Records about charts and figures
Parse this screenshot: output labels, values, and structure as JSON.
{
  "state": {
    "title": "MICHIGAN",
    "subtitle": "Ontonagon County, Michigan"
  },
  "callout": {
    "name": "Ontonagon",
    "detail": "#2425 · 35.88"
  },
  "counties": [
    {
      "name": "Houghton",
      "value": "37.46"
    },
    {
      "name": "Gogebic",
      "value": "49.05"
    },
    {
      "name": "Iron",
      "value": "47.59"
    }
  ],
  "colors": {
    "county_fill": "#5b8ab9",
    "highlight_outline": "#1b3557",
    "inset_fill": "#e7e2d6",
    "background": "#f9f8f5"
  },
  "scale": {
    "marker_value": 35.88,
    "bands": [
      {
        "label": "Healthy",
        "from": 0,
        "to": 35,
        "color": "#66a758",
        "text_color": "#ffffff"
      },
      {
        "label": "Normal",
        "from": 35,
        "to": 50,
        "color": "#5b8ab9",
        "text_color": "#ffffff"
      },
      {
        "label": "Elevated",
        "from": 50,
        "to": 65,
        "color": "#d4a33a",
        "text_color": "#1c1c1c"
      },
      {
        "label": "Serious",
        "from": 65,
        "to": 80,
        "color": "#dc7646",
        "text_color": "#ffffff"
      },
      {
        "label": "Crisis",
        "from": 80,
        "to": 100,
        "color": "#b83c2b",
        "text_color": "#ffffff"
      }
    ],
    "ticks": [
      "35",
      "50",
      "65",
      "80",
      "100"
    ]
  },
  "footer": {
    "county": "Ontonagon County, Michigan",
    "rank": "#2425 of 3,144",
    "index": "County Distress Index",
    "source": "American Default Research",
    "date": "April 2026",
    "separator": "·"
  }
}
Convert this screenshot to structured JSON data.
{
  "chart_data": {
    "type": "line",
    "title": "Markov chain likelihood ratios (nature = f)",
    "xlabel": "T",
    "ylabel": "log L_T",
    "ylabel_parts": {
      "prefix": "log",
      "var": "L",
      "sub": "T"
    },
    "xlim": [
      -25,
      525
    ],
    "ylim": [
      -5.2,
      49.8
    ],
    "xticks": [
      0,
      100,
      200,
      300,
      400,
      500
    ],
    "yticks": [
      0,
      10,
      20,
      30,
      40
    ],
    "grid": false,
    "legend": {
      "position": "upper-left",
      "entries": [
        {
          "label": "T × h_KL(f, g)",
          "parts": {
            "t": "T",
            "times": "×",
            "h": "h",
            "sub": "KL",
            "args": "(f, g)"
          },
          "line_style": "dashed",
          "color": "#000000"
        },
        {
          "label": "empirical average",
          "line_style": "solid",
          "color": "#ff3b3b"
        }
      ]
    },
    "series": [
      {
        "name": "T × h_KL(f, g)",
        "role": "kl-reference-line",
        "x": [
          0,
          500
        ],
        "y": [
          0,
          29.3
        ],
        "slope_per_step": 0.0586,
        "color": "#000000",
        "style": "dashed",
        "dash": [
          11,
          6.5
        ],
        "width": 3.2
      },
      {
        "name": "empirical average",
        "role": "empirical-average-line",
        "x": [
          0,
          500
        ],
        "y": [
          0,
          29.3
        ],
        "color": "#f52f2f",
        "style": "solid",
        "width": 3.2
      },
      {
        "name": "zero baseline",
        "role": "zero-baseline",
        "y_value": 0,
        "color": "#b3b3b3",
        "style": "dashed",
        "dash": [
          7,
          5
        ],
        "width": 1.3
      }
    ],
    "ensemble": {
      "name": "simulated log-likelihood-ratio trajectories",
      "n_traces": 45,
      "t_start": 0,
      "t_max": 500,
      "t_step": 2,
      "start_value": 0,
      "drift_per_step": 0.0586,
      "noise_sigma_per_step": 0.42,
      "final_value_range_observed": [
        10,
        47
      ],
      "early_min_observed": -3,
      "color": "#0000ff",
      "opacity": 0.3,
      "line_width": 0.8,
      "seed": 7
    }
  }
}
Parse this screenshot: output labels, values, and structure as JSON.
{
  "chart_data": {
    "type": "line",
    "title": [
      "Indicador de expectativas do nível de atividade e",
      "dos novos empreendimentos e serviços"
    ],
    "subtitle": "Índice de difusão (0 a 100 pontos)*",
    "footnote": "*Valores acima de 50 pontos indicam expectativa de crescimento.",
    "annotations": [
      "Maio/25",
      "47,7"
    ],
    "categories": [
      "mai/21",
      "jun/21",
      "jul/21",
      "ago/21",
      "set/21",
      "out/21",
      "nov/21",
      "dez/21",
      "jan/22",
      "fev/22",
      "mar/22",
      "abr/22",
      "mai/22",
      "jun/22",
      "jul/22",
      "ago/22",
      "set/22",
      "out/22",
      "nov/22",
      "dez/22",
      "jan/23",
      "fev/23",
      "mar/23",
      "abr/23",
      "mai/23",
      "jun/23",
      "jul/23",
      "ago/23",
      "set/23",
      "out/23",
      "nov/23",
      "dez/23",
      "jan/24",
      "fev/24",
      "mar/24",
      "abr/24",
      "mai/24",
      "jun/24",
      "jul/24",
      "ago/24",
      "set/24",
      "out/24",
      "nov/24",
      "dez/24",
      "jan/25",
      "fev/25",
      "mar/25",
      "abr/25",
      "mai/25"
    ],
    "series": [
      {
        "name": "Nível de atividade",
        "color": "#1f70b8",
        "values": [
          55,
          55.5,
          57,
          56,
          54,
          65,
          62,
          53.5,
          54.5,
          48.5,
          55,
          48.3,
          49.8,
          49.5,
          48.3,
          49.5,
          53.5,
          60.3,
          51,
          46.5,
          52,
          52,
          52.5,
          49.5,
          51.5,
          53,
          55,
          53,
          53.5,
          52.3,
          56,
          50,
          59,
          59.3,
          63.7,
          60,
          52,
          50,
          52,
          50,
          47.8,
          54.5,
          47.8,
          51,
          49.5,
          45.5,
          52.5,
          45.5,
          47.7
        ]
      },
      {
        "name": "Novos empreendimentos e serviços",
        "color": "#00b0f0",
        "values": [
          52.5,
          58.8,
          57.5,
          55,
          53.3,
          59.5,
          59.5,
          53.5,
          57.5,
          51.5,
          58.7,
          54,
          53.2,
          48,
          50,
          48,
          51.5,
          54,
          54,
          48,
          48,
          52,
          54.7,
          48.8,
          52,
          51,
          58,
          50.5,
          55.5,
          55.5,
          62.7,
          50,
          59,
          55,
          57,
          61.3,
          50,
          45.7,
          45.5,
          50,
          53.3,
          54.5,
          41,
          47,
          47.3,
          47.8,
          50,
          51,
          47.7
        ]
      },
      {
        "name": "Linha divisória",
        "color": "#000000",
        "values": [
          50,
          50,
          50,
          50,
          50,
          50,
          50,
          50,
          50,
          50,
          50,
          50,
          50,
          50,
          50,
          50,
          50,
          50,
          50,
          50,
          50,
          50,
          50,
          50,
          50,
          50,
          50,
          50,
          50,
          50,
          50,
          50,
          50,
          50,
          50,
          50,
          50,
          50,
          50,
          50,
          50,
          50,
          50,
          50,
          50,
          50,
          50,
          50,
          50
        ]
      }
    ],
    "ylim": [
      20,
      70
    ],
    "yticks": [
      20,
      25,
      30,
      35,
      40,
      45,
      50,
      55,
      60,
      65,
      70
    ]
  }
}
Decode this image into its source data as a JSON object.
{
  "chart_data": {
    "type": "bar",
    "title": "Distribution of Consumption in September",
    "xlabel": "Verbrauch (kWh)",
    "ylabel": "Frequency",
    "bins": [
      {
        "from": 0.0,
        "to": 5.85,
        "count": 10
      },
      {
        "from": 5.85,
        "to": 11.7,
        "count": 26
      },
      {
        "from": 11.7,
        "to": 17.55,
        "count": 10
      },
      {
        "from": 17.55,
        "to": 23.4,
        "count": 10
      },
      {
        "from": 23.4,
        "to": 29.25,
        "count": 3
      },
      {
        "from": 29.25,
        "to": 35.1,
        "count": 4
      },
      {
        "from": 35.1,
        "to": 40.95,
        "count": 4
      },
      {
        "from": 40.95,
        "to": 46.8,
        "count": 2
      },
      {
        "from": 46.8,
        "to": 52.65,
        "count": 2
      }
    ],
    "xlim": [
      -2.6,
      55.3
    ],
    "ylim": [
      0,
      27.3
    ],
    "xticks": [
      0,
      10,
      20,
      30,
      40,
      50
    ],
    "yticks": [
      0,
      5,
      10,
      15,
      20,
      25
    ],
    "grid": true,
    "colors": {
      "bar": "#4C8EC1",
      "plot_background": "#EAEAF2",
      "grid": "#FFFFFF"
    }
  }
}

### Exercise objective
The records are above. How many lines in them contain the word "name"? Give the number alone.

### Right answer
11